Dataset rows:
** START **

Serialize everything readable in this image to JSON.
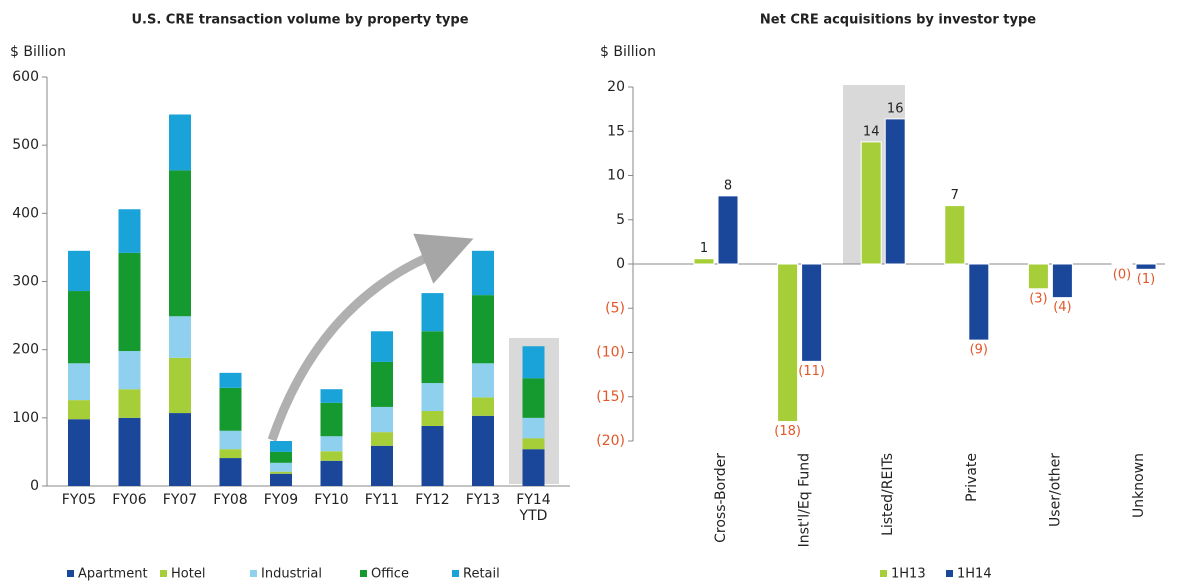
{
  "chart_data": [
    {
      "type": "stacked_bar",
      "title": "U.S. CRE transaction volume by property type",
      "y_label": "$ Billion",
      "categories": [
        "FY05",
        "FY06",
        "FY07",
        "FY08",
        "FY09",
        "FY10",
        "FY11",
        "FY12",
        "FY13",
        "FY14 YTD"
      ],
      "series": [
        {
          "name": "Apartment",
          "color": "#1b479b",
          "values": [
            98,
            100,
            107,
            41,
            18,
            37,
            59,
            88,
            103,
            54
          ]
        },
        {
          "name": "Hotel",
          "color": "#a6ce39",
          "values": [
            28,
            42,
            81,
            13,
            3,
            14,
            20,
            22,
            27,
            16
          ]
        },
        {
          "name": "Industrial",
          "color": "#8fd0ee",
          "values": [
            54,
            56,
            61,
            27,
            13,
            22,
            37,
            41,
            50,
            30
          ]
        },
        {
          "name": "Office",
          "color": "#149a2e",
          "values": [
            106,
            144,
            214,
            63,
            16,
            49,
            66,
            76,
            100,
            58
          ]
        },
        {
          "name": "Retail",
          "color": "#1aa3d9",
          "values": [
            59,
            64,
            82,
            22,
            16,
            20,
            45,
            56,
            65,
            47
          ]
        }
      ],
      "ylim": [
        0,
        600
      ],
      "yticks": [
        0,
        100,
        200,
        300,
        400,
        500,
        600
      ],
      "grid": false,
      "legend": "bottom"
    },
    {
      "type": "bar",
      "title": "Net CRE acquisitions by investor type",
      "y_label": "$ Billion",
      "categories": [
        "Cross-Border",
        "Inst'l/Eq Fund",
        "Listed/REITs",
        "Private",
        "User/other",
        "Unknown"
      ],
      "series": [
        {
          "name": "1H13",
          "color": "#a6ce39",
          "values": [
            0.6,
            -17.8,
            13.8,
            6.6,
            -2.8,
            -0.1
          ],
          "value_labels": [
            "1",
            "(18)",
            "14",
            "7",
            "(3)",
            "(0)"
          ]
        },
        {
          "name": "1H14",
          "color": "#1b479b",
          "values": [
            7.7,
            -11,
            16.4,
            -8.6,
            -3.8,
            -0.6
          ],
          "value_labels": [
            "8",
            "(11)",
            "16",
            "(9)",
            "(4)",
            "(1)"
          ]
        }
      ],
      "ylim": [
        -20,
        20
      ],
      "yticks": [
        {
          "value": -20,
          "label": "(20)"
        },
        {
          "value": -15,
          "label": "(15)"
        },
        {
          "value": -10,
          "label": "(10)"
        },
        {
          "value": -5,
          "label": "(5)"
        },
        0,
        5,
        10,
        15,
        20
      ],
      "negative_color": "#e2572a",
      "grid": false,
      "legend": "bottom"
    }
  ]
}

** END **

Determine the count of lines in the data above with the string "type" in them, and give that count alone.

4